Task requirements:
Recast the material from the line containing "mineral-formula: $Fe_2SiO_4$ [566, 571, 615, 588]" through the line containing "mineral-row [0, 748, 860, 770]" as a Markdown table with the columns Row and Entry. Number each line in order and leave out any blank lines.

Provided data:
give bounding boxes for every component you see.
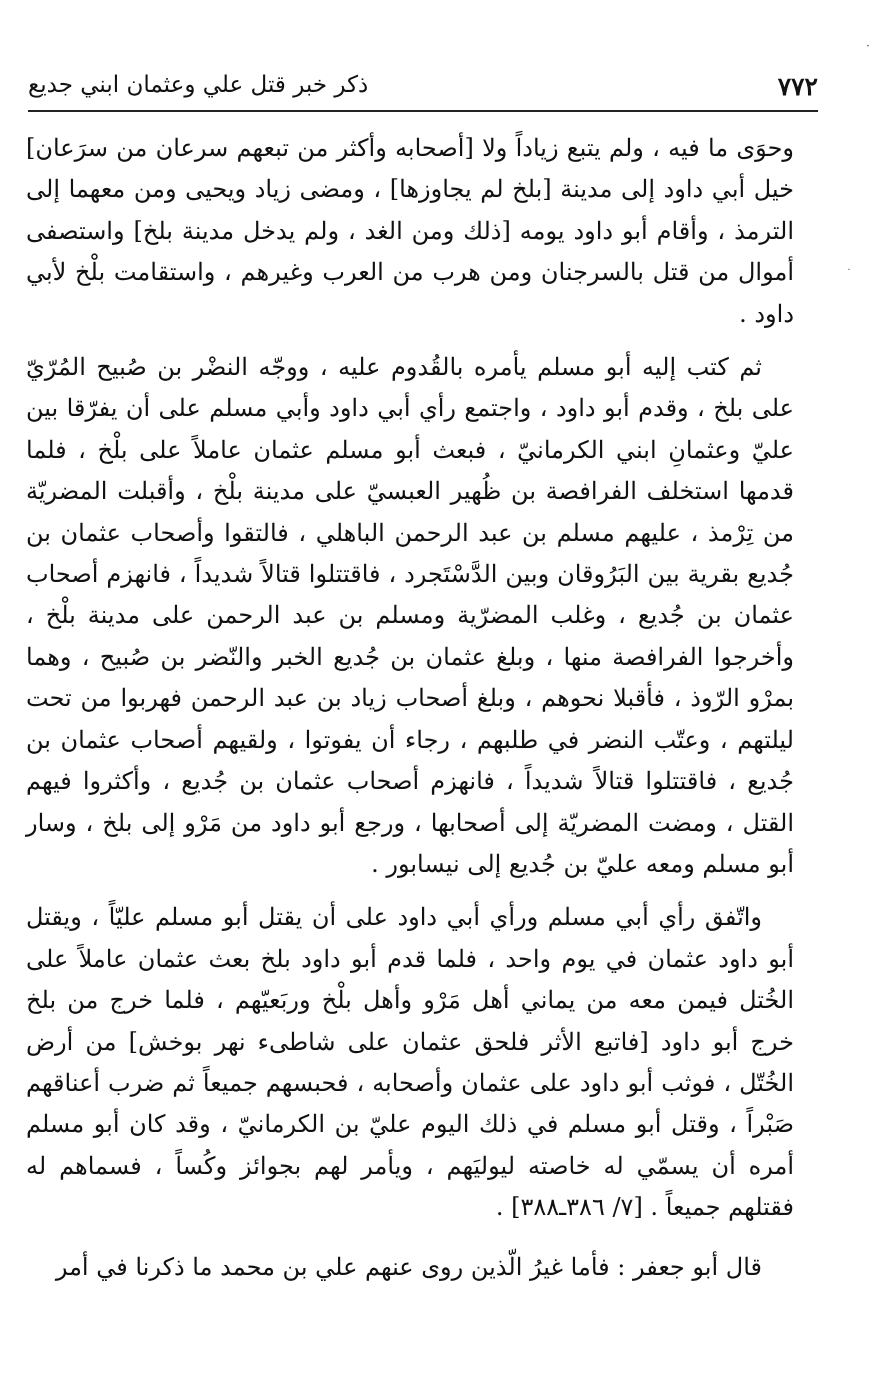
margin-speck: ˙ [846,267,852,281]
running-title: ذكر خبر قتل علي وعثمان ابني جديع [28,72,369,98]
header-rule [28,110,818,112]
paragraph-4: قال أبو جعفر : فأما غيرُ الّذين روى عنهم علي بن محمد ما ذكرنا في أمر [55,1252,762,1281]
margin-speck: · [866,39,870,53]
paragraph-1: وحوَى ما فيه ، ولم يتبع زياداً ولا [أصحابه وأكثر من تبعهم سرعان من سرَعان] خيل أبي داود إلى مدينة [بلخ لم يجاوزها] ، ومضى زياد ويحيى ومن معهما إلى الترمذ ، وأقام أبو داود يومه [ذلك ومن الغد ، ولم يدخل مدينة بلخ] واستصفى أموال من قتل بالسرجنان ومن هرب من العرب وغيرهم ، واستقامت بلْخ لأبي داود . [26,134,794,328]
paragraph-2: ثم كتب إليه أبو مسلم يأمره بالقُدوم عليه ، ووجّه النضْر بن صُبيح المُرّيّ على بلخ ، وقدم أبو داود ، واجتمع رأي أبي داود وأبي مسلم على أن يفرّقا بين عليّ وعثمانِ ابني الكرمانيّ ، فبعث أبو مسلم عثمان عاملاً على بلْخ ، فلما قدمها استخلف الفرافصة بن ظُهير العبسيّ على مدينة بلْخ ، وأقبلت المضريّة من تِرْمذ ، عليهم مسلم بن عبد الرحمن الباهلي ، فالتقوا وأصحاب عثمان بن جُديع بقرية بين البَرُوقان وبين الدَّسْتَجرد ، فاقتتلوا قتالاً شديداً ، فانهزم أصحاب عثمان بن جُديع ، وغلب المضرّية ومسلم بن عبد الرحمن على مدينة بلْخ ، وأخرجوا الفرافصة منها ، وبلغ عثمان بن جُديع الخبر والنّضر بن صُبيح ، وهما بمرْو الرّوذ ، فأقبلا نحوهم ، وبلغ أصحاب زياد بن عبد الرحمن فهربوا من تحت ليلتهم ، وعتّب النضر في طلبهم ، رجاء أن يفوتوا ، ولقيهم أصحاب عثمان بن جُديع ، فاقتتلوا قتالاً شديداً ، فانهزم أصحاب عثمان بن جُديع ، وأكثروا فيهم القتل ، ومضت المضريّة إلى أصحابها ، ورجع أبو داود من مَرْو إلى بلخ ، وسار أبو مسلم ومعه عليّ بن جُديع إلى نيسابور . [26,353,794,878]
page-header [28,68,818,108]
main-text [26,128,794,1288]
paragraph-3: واتّفق رأي أبي مسلم ورأي أبي داود على أن يقتل أبو مسلم عليّاً ، ويقتل أبو داود عثمان في يوم واحد ، فلما قدم أبو داود بلخ بعث عثمان عاملاً على الخُتل فيمن معه من يماني أهل مَرْو وأهل بلْخ وربَعيّهم ، فلما خرج من بلخ خرج أبو داود [فاتبع الأثر فلحق عثمان على شاطىء نهر بوخش] من أرض الخُتّل ، فوثب أبو داود على عثمان وأصحابه ، فحبسهم جميعاً ثم ضرب أعناقهم صَبْراً ، وقتل أبو مسلم في ذلك اليوم عليّ بن الكرمانيّ ، وقد كان أبو مسلم أمره أن يسمّي له خاصته ليوليَهم ، ويأمر لهم بجوائز وكُساً ، فسماهم له فقتلهم جميعاً . [٧/ ٣٨٦ـ٣٨٨] . [26,903,794,1222]
page-number: ٧٧٢ [777,72,818,101]
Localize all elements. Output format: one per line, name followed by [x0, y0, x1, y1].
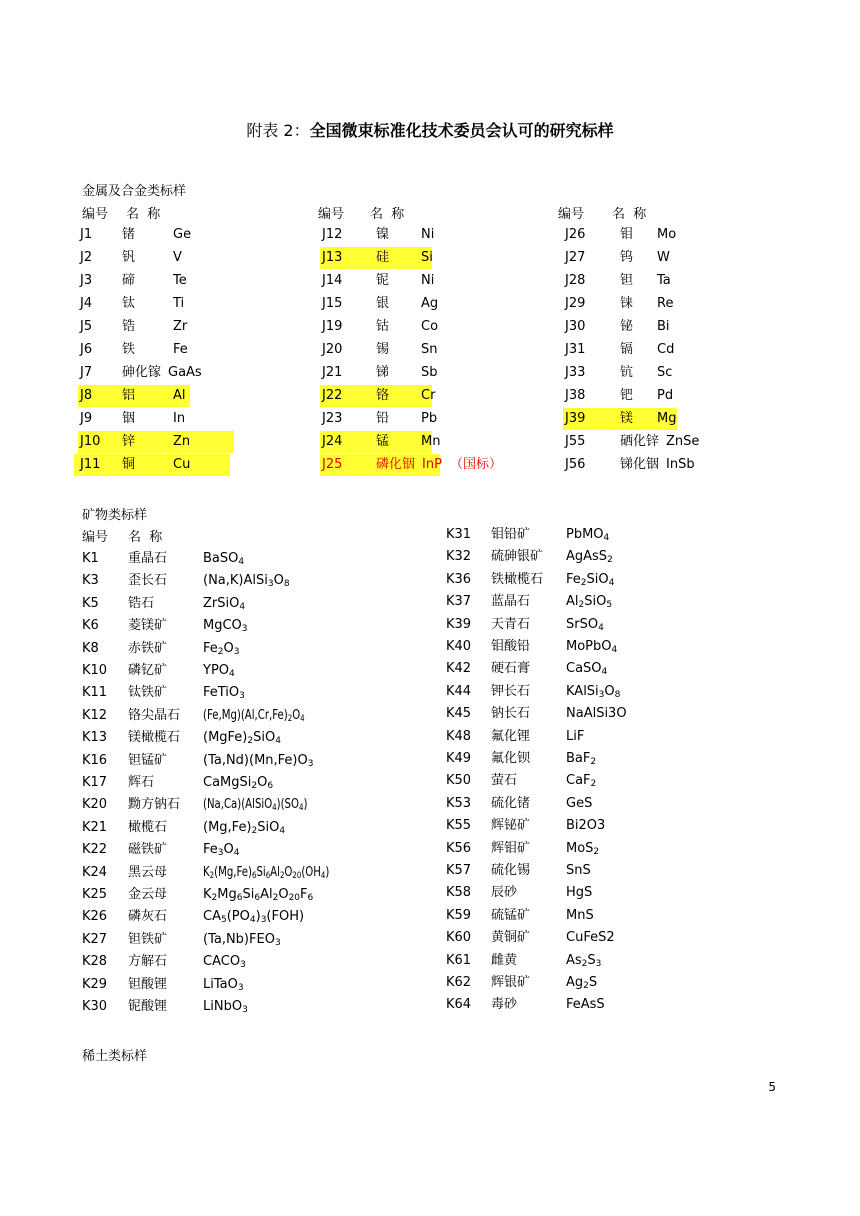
mineral-formula: $Fe_2SiO_4$ [566, 571, 615, 588]
metal-symbol: Ge [173, 227, 192, 242]
mineral-name: 硫化锡 [491, 863, 531, 878]
mineral-formula: MoS$_2$ [566, 840, 600, 857]
mineral-formula: PbMO$_4$ [566, 527, 610, 543]
mineral-name: 黑云母 [128, 864, 168, 880]
mineral-name: 菱镁矿 [128, 618, 168, 634]
mineral-name: 橄榄石 [128, 819, 168, 835]
mineral-row [0, 994, 860, 1016]
mineral-name: 钽铁矿 [128, 931, 168, 947]
metal-symbol: Co [421, 319, 439, 334]
mineral-name: 天青石 [491, 616, 531, 632]
mineral-row [0, 770, 860, 792]
mineral-row [0, 748, 860, 770]
metal-name: 铅 [376, 411, 390, 426]
metal-symbol: Bi [657, 319, 670, 334]
mineral-formula: AgAsS$_2$ [566, 549, 613, 566]
metal-name: 硅 [376, 250, 390, 265]
mineral-code: K10 [82, 663, 108, 678]
mineral-name: 磷钇矿 [128, 663, 168, 678]
metal-code: J8 [80, 388, 93, 403]
mineral-code: K48 [446, 728, 472, 744]
metal-code: J30 [565, 319, 586, 334]
page-title [0, 118, 860, 141]
metal-code: J6 [80, 342, 93, 357]
metal-row [0, 270, 860, 292]
mineral-code: K31 [446, 527, 472, 542]
metal-symbol: InSb [666, 457, 695, 472]
mineral-formula: MgCO$_3$ [203, 618, 248, 635]
metal-symbol: Cu [173, 457, 191, 472]
mineral-formula: Bi2O3 [566, 818, 606, 834]
mineral-name: 蓝晶石 [491, 594, 531, 610]
metal-code: J28 [565, 273, 586, 288]
mineral-code: K45 [446, 706, 472, 722]
mineral-name: 钽酸锂 [128, 976, 168, 992]
metal-code: J55 [565, 434, 586, 449]
mineral-row [0, 591, 860, 613]
mineral-name: 毒砂 [491, 997, 518, 1013]
mineral-formula: $CA_5(PO_4)_3(FOH)$ [203, 909, 305, 926]
mineral-code: K59 [446, 907, 472, 923]
mineral-code: K20 [82, 797, 108, 813]
metal-symbol: Mg [657, 411, 677, 426]
metal-name: 锆 [122, 319, 136, 334]
rare-earth-section-title: 稀土类标样 [82, 1049, 148, 1064]
mineral-code: K61 [446, 952, 472, 968]
mineral-code: K12 [82, 707, 108, 723]
metal-name: 铜 [122, 457, 136, 472]
metal-row [0, 339, 860, 361]
mineral-formula: $As_2S_3$ [566, 952, 602, 969]
mineral-name: 金云母 [128, 887, 168, 902]
mineral-code: K42 [446, 661, 472, 677]
header-name: 名 称 [612, 207, 647, 222]
mineral-code: K56 [446, 840, 472, 856]
mineral-name: 铌酸锂 [128, 999, 168, 1014]
metal-code: J25 [322, 457, 343, 472]
metal-code: J24 [322, 434, 343, 449]
metal-symbol: Ti [173, 296, 185, 311]
metal-name: 锰 [376, 434, 390, 449]
mineral-code: K32 [446, 549, 472, 565]
mineral-formula: SnS [566, 863, 591, 878]
metal-symbol: Fe [173, 342, 188, 357]
metal-name: 银 [376, 296, 390, 311]
metal-name: 钽 [620, 273, 634, 288]
mineral-row [0, 815, 860, 837]
mineral-name: 磷灰石 [128, 909, 168, 925]
mineral-formula: CaF$_2$ [566, 773, 597, 790]
metal-name: 铌 [376, 273, 390, 288]
metal-symbol: In [173, 411, 186, 426]
mineral-formula: $K_2Mg_6Si_6Al_2O_{20}F_6$ [203, 887, 314, 903]
mineral-name: 硬石膏 [491, 661, 531, 677]
metal-code: J7 [80, 365, 93, 380]
mineral-formula: $Fe_2O_3$ [203, 640, 240, 657]
mineral-name: 方解石 [128, 954, 168, 970]
mineral-formula: MnS [566, 907, 594, 923]
metal-symbol: Sc [657, 365, 673, 380]
mineral-row [0, 703, 860, 725]
mineral-code: K24 [82, 864, 108, 880]
metal-name: 镁 [620, 411, 634, 426]
metal-name: 钒 [122, 250, 136, 265]
mineral-code: K8 [82, 640, 99, 656]
mineral-code: K55 [446, 818, 472, 834]
mineral-name: 锆石 [128, 595, 155, 611]
metal-symbol: V [173, 250, 182, 265]
mineral-code: K39 [446, 616, 472, 632]
metal-row [0, 224, 860, 246]
mineral-row [0, 860, 860, 882]
metal-symbol: Pd [657, 388, 674, 403]
metal-code: J3 [80, 273, 93, 288]
mineral-code: K57 [446, 863, 472, 878]
metal-name: 锌 [122, 434, 136, 449]
mineral-formula: $(Ta,Nb)FEO_3$ [203, 931, 281, 948]
metal-symbol: Si [421, 250, 433, 265]
mineral-name: 硫砷银矿 [491, 549, 544, 565]
minerals-section-title: 矿物类标样 [82, 508, 148, 523]
mineral-code: K64 [446, 997, 472, 1013]
mineral-formula: $(Ta,Nd)(Mn,Fe)O_3$ [203, 752, 314, 769]
metal-name: 铝 [122, 388, 136, 403]
mineral-formula: BaSO$_4$ [203, 551, 245, 567]
mineral-code: K53 [446, 795, 472, 811]
metal-code: J23 [322, 411, 343, 426]
mineral-name: 辰砂 [491, 885, 518, 901]
mineral-name: 辉石 [128, 775, 155, 790]
mineral-code: K50 [446, 773, 472, 789]
metal-symbol: Mo [657, 227, 677, 242]
metals-header-col1 [82, 203, 160, 222]
metal-code: J56 [565, 457, 586, 472]
metal-name: 钯 [620, 388, 634, 403]
metal-code: J31 [565, 342, 586, 357]
mineral-code: K44 [446, 683, 472, 699]
metal-row [0, 431, 860, 453]
mineral-name: 磁铁矿 [128, 842, 168, 858]
metal-row [0, 362, 860, 384]
mineral-row [0, 927, 860, 949]
mineral-code: K16 [82, 752, 108, 768]
metal-symbol: Sb [421, 365, 438, 380]
metal-name: 钨 [620, 250, 634, 265]
metal-code: J13 [322, 250, 343, 265]
metal-name: 铋 [620, 319, 634, 334]
mineral-name: 铬尖晶石 [128, 707, 181, 723]
metal-name: 碲 [122, 273, 136, 288]
mineral-row [0, 524, 860, 546]
mineral-name: 钼酸铅 [491, 639, 531, 654]
header-code: 编号 [558, 207, 585, 222]
metals-header-col2 [318, 203, 404, 222]
metal-code: J39 [565, 411, 586, 426]
mineral-row [0, 905, 860, 927]
mineral-formula: NaAlSi3O [566, 706, 627, 722]
metal-symbol: Al [173, 388, 186, 403]
mineral-name: 赤铁矿 [128, 640, 168, 656]
metal-name: 砷化镓 [122, 365, 162, 380]
mineral-code: K25 [82, 887, 108, 902]
header-code: 编号 [82, 530, 109, 545]
mineral-name: 钼铅矿 [491, 527, 531, 542]
metal-symbol: Ta [657, 273, 671, 288]
mineral-formula: LiNbO$_3$ [203, 999, 248, 1015]
mineral-code: K6 [82, 618, 99, 634]
metal-code: J4 [80, 296, 93, 311]
mineral-formula: SrSO$_4$ [566, 616, 604, 633]
mineral-row [0, 681, 860, 703]
mineral-formula: HgS [566, 885, 593, 901]
metal-code: J2 [80, 250, 93, 265]
metal-name: 铬 [376, 388, 390, 403]
metal-symbol: Zn [173, 434, 191, 449]
mineral-row [0, 793, 860, 815]
mineral-row [0, 838, 860, 860]
mineral-code: K62 [446, 975, 472, 990]
mineral-name: 重晶石 [128, 551, 168, 566]
metal-symbol: Zr [173, 319, 188, 334]
mineral-formula: $CACO_3$ [203, 954, 246, 971]
mineral-formula: LiTaO$_3$ [203, 976, 244, 993]
metal-name: 硒化锌 [620, 434, 660, 449]
metal-symbol: ZnSe [666, 434, 700, 449]
metals-header-col3 [558, 203, 646, 222]
mineral-formula: FeAsS [566, 997, 605, 1013]
mineral-formula: ZrSiO$_4$ [203, 595, 246, 612]
mineral-formula: MoPbO$_4$ [566, 639, 618, 655]
mineral-code: K11 [82, 685, 108, 701]
mineral-formula: $(Mg,Fe)_2SiO_4$ [203, 819, 286, 836]
mineral-formula: GeS [566, 795, 593, 811]
metal-name: 锑化铟 [620, 457, 660, 472]
mineral-code: K37 [446, 594, 472, 610]
header-name: 名 称 [370, 207, 405, 222]
title-prefix: 附表 2： [246, 121, 310, 140]
mineral-row [0, 726, 860, 748]
mineral-formula: $KAlSi_3O_8$ [566, 683, 621, 700]
mineral-name: 氟化锂 [491, 728, 531, 744]
mineral-code: K3 [82, 573, 99, 589]
metal-code: J20 [322, 342, 343, 357]
mineral-formula: $CaMgSi_2O_6$ [203, 775, 274, 791]
mineral-code: K29 [82, 976, 108, 992]
header-code: 编号 [318, 207, 345, 222]
metal-name: 锑 [376, 365, 390, 380]
mineral-name: 黝方钠石 [128, 797, 181, 813]
mineral-code: K26 [82, 909, 108, 925]
mineral-formula: CaSO$_4$ [566, 661, 608, 678]
mineral-name: 萤石 [491, 773, 518, 789]
metal-name: 钴 [376, 319, 390, 334]
metal-code: J38 [565, 388, 586, 403]
metal-code: J9 [80, 411, 93, 426]
mineral-row [0, 636, 860, 658]
metal-code: J5 [80, 319, 93, 334]
mineral-formula: $(MgFe)_2SiO_4$ [203, 730, 281, 747]
metal-symbol: Re [657, 296, 674, 311]
header-code: 编号 [82, 207, 109, 222]
metal-symbol: Ni [421, 227, 435, 242]
mineral-name: 镁橄榄石 [128, 730, 181, 746]
header-name: 名 称 [128, 530, 163, 545]
mineral-name: 钠长石 [491, 706, 531, 722]
metal-symbol: Cr [421, 388, 436, 403]
metal-symbol: Ni [421, 273, 435, 288]
metal-name: 镉 [620, 342, 634, 357]
metal-code: J26 [565, 227, 586, 242]
mineral-name: 钾长石 [491, 683, 531, 699]
metal-row [0, 293, 860, 315]
metals-section-title: 金属及合金类标样 [82, 184, 187, 199]
mineral-formula: $Ag_2S$ [566, 975, 598, 991]
metal-symbol: Ag [421, 296, 439, 311]
mineral-code: K60 [446, 930, 472, 946]
metal-code: J14 [322, 273, 343, 288]
mineral-code: K21 [82, 819, 108, 835]
mineral-name: 歪长石 [128, 573, 168, 589]
mineral-formula: $YPO_4$ [203, 663, 235, 679]
metal-code: J12 [322, 227, 343, 242]
mineral-code: K27 [82, 931, 108, 947]
metal-row [0, 247, 860, 269]
mineral-row [0, 950, 860, 972]
metal-row [0, 454, 860, 476]
metal-symbol: Pb [421, 411, 438, 426]
metal-symbol: InP [422, 457, 442, 472]
mineral-code: K58 [446, 885, 472, 901]
mineral-name: 氟化钡 [491, 751, 531, 766]
mineral-code: K17 [82, 775, 108, 790]
mineral-formula: BaF$_2$ [566, 751, 597, 767]
metal-code: J21 [322, 365, 343, 380]
mineral-formula: LiF [566, 728, 585, 744]
mineral-code: K40 [446, 639, 472, 654]
header-name: 名 称 [126, 207, 161, 222]
mineral-formula: CuFeS2 [566, 930, 615, 946]
metal-name: 钼 [620, 227, 634, 242]
metal-symbol: Sn [421, 342, 438, 357]
mineral-row [0, 546, 860, 568]
metal-symbol: W [657, 250, 670, 265]
metal-symbol: GaAs [168, 365, 202, 380]
mineral-formula: $(Na,Ca)(AlSiO_4)(SO_4)$ [203, 797, 308, 814]
mineral-code: K5 [82, 595, 99, 611]
metal-name: 钛 [122, 296, 136, 311]
mineral-formula: $Fe_3O_4$ [203, 842, 240, 859]
metal-code: J29 [565, 296, 586, 311]
metal-name: 铟 [122, 411, 136, 426]
mineral-row [0, 658, 860, 680]
mineral-row [0, 569, 860, 591]
metal-name: 磷化铟 [376, 457, 416, 472]
mineral-name: 钽锰矿 [128, 752, 168, 768]
mineral-formula: $K_2(Mg,Fe)_6Si_6Al_2O_{20}(OH_4)$ [203, 864, 330, 881]
metal-row [0, 316, 860, 338]
metal-symbol: Te [173, 273, 187, 288]
metal-name: 钪 [620, 365, 634, 380]
mineral-code: K30 [82, 999, 108, 1014]
metal-symbol: Mn [421, 434, 441, 449]
mineral-code: K28 [82, 954, 108, 970]
metal-code: J11 [80, 457, 101, 472]
mineral-row [0, 614, 860, 636]
mineral-name: 辉钼矿 [491, 840, 531, 856]
metal-code: J22 [322, 388, 343, 403]
mineral-code: K49 [446, 751, 472, 766]
metal-symbol: Cd [657, 342, 675, 357]
metal-name: 锡 [376, 342, 390, 357]
mineral-code: K36 [446, 571, 472, 587]
metal-name: 镍 [376, 227, 390, 242]
title-main: 全国微束标准化技术委员会认可的研究标样 [309, 121, 614, 140]
mineral-name: 辉铋矿 [491, 818, 531, 834]
mineral-formula: $(Na,K)AlSi_3O_8$ [203, 573, 290, 590]
metal-name: 铼 [620, 296, 634, 311]
mineral-name: 黄铜矿 [491, 930, 531, 946]
metal-code: J33 [565, 365, 586, 380]
mineral-name: 硫化锗 [491, 795, 531, 811]
metal-row [0, 408, 860, 430]
mineral-row [0, 882, 860, 904]
metal-row [0, 385, 860, 407]
mineral-formula: FeTiO$_3$ [203, 685, 245, 702]
mineral-formula: $Al_2SiO_5$ [566, 594, 613, 611]
mineral-formula: $(Fe,Mg)(Al,Cr,Fe)_2O_4$ [203, 707, 305, 724]
metal-code: J1 [80, 227, 93, 242]
mineral-code: K13 [82, 730, 108, 746]
mineral-name: 钛铁矿 [128, 685, 168, 701]
mineral-row [0, 972, 860, 994]
metal-name: 锗 [122, 227, 136, 242]
mineral-name: 雌黄 [491, 952, 518, 968]
mineral-code: K1 [82, 551, 99, 566]
metal-note: （国标） [450, 457, 503, 472]
metal-name: 铁 [122, 342, 136, 357]
mineral-name: 辉银矿 [491, 975, 531, 990]
metal-code: J10 [80, 434, 101, 449]
metal-code: J27 [565, 250, 586, 265]
mineral-name: 硫锰矿 [491, 907, 531, 923]
mineral-name: 铁橄榄石 [491, 571, 544, 587]
metal-code: J19 [322, 319, 343, 334]
mineral-code: K22 [82, 842, 108, 858]
metal-code: J15 [322, 296, 343, 311]
page-number: 5 [768, 1080, 776, 1094]
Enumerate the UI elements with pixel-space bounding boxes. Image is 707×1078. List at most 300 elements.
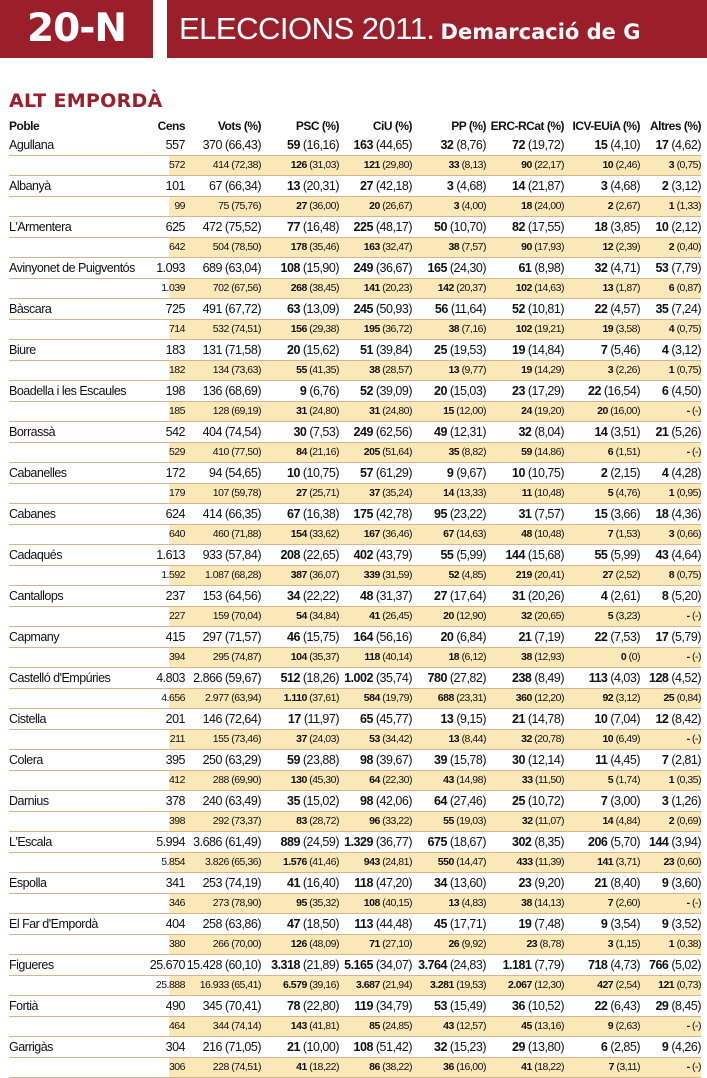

Solution to this task:
| Row | Entry |
|---|---|
| 1 | mineral-formula: $Fe_2SiO_4$ [566, 571, 615, 588] |
| 2 | metal-symbol: Ge [173, 227, 192, 242] |
| 3 | mineral-name: 硫化锡 [491, 863, 531, 878] |
| 4 | mineral-formula: MoS$_2$ [566, 840, 600, 857] |
| 5 | mineral-formula: PbMO$_4$ [566, 527, 610, 543] |
| 6 | mineral-name: 黑云母 [128, 864, 168, 880] |
| 7 | mineral-name: 菱镁矿 [128, 618, 168, 634] |
| 8 | mineral-name: 橄榄石 [128, 819, 168, 835] |
| 9 | mineral-row [0, 994, 860, 1016] |
| 10 | mineral-name: 钽铁矿 [128, 931, 168, 947] |
| 11 | metal-symbol: Co [421, 319, 439, 334] |
| 12 | mineral-name: 天青石 [491, 616, 531, 632] |
| 13 | mineral-row [0, 770, 860, 792] |
| 14 | mineral-row [0, 748, 860, 770] |